▶ [WHAT TO DO]: Write the records out again, keeping each line exactly as it is.

▶ [DATA]:
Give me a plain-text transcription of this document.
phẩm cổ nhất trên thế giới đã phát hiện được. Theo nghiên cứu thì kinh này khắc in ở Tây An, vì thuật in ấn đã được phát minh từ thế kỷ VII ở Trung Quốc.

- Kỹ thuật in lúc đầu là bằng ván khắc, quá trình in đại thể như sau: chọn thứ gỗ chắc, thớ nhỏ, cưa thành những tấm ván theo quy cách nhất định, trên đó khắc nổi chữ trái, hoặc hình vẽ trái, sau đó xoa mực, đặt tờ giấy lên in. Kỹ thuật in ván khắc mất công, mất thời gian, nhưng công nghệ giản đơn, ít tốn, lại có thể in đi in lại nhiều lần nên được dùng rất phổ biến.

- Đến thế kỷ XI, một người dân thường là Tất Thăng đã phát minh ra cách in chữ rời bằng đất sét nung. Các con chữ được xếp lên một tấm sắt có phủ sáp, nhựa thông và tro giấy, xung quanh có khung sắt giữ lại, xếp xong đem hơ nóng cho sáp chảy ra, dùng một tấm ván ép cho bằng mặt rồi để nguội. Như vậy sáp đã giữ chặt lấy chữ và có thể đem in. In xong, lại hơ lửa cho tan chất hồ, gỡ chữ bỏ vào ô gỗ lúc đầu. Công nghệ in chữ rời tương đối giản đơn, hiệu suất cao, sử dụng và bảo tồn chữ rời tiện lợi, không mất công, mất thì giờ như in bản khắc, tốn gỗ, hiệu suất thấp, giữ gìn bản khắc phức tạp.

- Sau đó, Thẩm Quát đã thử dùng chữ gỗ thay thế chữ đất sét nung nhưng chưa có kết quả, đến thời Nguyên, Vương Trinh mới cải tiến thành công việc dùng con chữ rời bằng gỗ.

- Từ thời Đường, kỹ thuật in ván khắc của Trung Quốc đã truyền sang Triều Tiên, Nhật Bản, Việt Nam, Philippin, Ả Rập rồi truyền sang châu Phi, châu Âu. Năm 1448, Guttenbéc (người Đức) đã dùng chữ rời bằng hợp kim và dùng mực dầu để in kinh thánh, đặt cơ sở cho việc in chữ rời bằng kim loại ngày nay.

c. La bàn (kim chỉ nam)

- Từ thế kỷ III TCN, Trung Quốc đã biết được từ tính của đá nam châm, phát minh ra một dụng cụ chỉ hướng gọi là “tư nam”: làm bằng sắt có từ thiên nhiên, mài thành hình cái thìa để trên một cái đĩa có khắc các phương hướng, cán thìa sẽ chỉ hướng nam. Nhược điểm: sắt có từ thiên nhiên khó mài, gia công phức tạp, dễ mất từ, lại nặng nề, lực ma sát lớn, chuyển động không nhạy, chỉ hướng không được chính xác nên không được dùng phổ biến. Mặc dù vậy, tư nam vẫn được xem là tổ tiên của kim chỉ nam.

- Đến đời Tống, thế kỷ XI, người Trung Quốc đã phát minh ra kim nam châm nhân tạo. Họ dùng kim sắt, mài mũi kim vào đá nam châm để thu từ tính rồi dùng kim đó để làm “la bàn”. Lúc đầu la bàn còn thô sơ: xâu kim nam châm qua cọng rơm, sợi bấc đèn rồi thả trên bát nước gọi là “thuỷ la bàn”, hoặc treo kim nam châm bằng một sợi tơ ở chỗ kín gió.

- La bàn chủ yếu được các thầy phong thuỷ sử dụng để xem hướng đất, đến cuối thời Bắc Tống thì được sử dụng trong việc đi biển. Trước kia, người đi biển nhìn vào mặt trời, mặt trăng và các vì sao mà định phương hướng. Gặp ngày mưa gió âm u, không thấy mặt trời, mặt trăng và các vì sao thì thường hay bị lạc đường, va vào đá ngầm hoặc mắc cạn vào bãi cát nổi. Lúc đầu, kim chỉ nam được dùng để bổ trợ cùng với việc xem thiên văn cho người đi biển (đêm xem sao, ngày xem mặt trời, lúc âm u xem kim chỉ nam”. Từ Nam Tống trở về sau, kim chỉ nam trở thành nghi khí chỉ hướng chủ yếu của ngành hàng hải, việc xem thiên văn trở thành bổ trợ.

▶ [FINISHED ANSWER]:
Give me a plain-text transcription of this document.
phẩm cổ nhất trên thế giới đã phát hiện được. Theo nghiên cứu thì kinh này khắc in ở Tây An, vì thuật in ấn đã được phát minh từ thế kỷ VII ở Trung Quốc.

- Kỹ thuật in lúc đầu là bằng ván khắc, quá trình in đại thể như sau: chọn thứ gỗ chắc, thớ nhỏ, cưa thành những tấm ván theo quy cách nhất định, trên đó khắc nổi chữ trái, hoặc hình vẽ trái, sau đó xoa mực, đặt tờ giấy lên in. Kỹ thuật in ván khắc mất công, mất thời gian, nhưng công nghệ giản đơn, ít tốn, lại có thể in đi in lại nhiều lần nên được dùng rất phổ biến.

- Đến thế kỷ XI, một người dân thường là Tất Thăng đã phát minh ra cách in chữ rời bằng đất sét nung. Các con chữ được xếp lên một tấm sắt có phủ sáp, nhựa thông và tro giấy, xung quanh có khung sắt giữ lại, xếp xong đem hơ nóng cho sáp chảy ra, dùng một tấm ván ép cho bằng mặt rồi để nguội. Như vậy sáp đã giữ chặt lấy chữ và có thể đem in. In xong, lại hơ lửa cho tan chất hồ, gỡ chữ bỏ vào ô gỗ lúc đầu. Công nghệ in chữ rời tương đối giản đơn, hiệu suất cao, sử dụng và bảo tồn chữ rời tiện lợi, không mất công, mất thì giờ như in bản khắc, tốn gỗ, hiệu suất thấp, giữ gìn bản khắc phức tạp.

- Sau đó, Thẩm Quát đã thử dùng chữ gỗ thay thế chữ đất sét nung nhưng chưa có kết quả, đến thời Nguyên, Vương Trinh mới cải tiến thành công việc dùng con chữ rời bằng gỗ.

- Từ thời Đường, kỹ thuật in ván khắc của Trung Quốc đã truyền sang Triều Tiên, Nhật Bản, Việt Nam, Philippin, Ả Rập rồi truyền sang châu Phi, châu Âu. Năm 1448, Guttenbéc (người Đức) đã dùng chữ rời bằng hợp kim và dùng mực dầu để in kinh thánh, đặt cơ sở cho việc in chữ rời bằng kim loại ngày nay.

c. La bàn (kim chỉ nam)

- Từ thế kỷ III TCN, Trung Quốc đã biết được từ tính của đá nam châm, phát minh ra một dụng cụ chỉ hướng gọi là “tư nam”: làm bằng sắt có từ thiên nhiên, mài thành hình cái thìa để trên một cái đĩa có khắc các phương hướng, cán thìa sẽ chỉ hướng nam. Nhược điểm: sắt có từ thiên nhiên khó mài, gia công phức tạp, dễ mất từ, lại nặng nề, lực ma sát lớn, chuyển động không nhạy, chỉ hướng không được chính xác nên không được dùng phổ biến. Mặc dù vậy, tư nam vẫn được xem là tổ tiên của kim chỉ nam.

- Đến đời Tống, thế kỷ XI, người Trung Quốc đã phát minh ra kim nam châm nhân tạo. Họ dùng kim sắt, mài mũi kim vào đá nam châm để thu từ tính rồi dùng kim đó để làm “la bàn”. Lúc đầu la bàn còn thô sơ: xâu kim nam châm qua cọng rơm, sợi bấc đèn rồi thả trên bát nước gọi là “thuỷ la bàn”, hoặc treo kim nam châm bằng một sợi tơ ở chỗ kín gió.

- La bàn chủ yếu được các thầy phong thuỷ sử dụng để xem hướng đất, đến cuối thời Bắc Tống thì được sử dụng trong việc đi biển. Trước kia, người đi biển nhìn vào mặt trời, mặt trăng và các vì sao mà định phương hướng. Gặp ngày mưa gió âm u, không thấy mặt trời, mặt trăng và các vì sao thì thường hay bị lạc đường, va vào đá ngầm hoặc mắc cạn vào bãi cát nổi. Lúc đầu, kim chỉ nam được dùng để bổ trợ cùng với việc xem thiên văn cho người đi biển (đêm xem sao, ngày xem mặt trời, lúc âm u xem kim chỉ nam”. Từ Nam Tống trở về sau, kim chỉ nam trở thành nghi khí chỉ hướng chủ yếu của ngành hàng hải, việc xem thiên văn trở thành bổ trợ.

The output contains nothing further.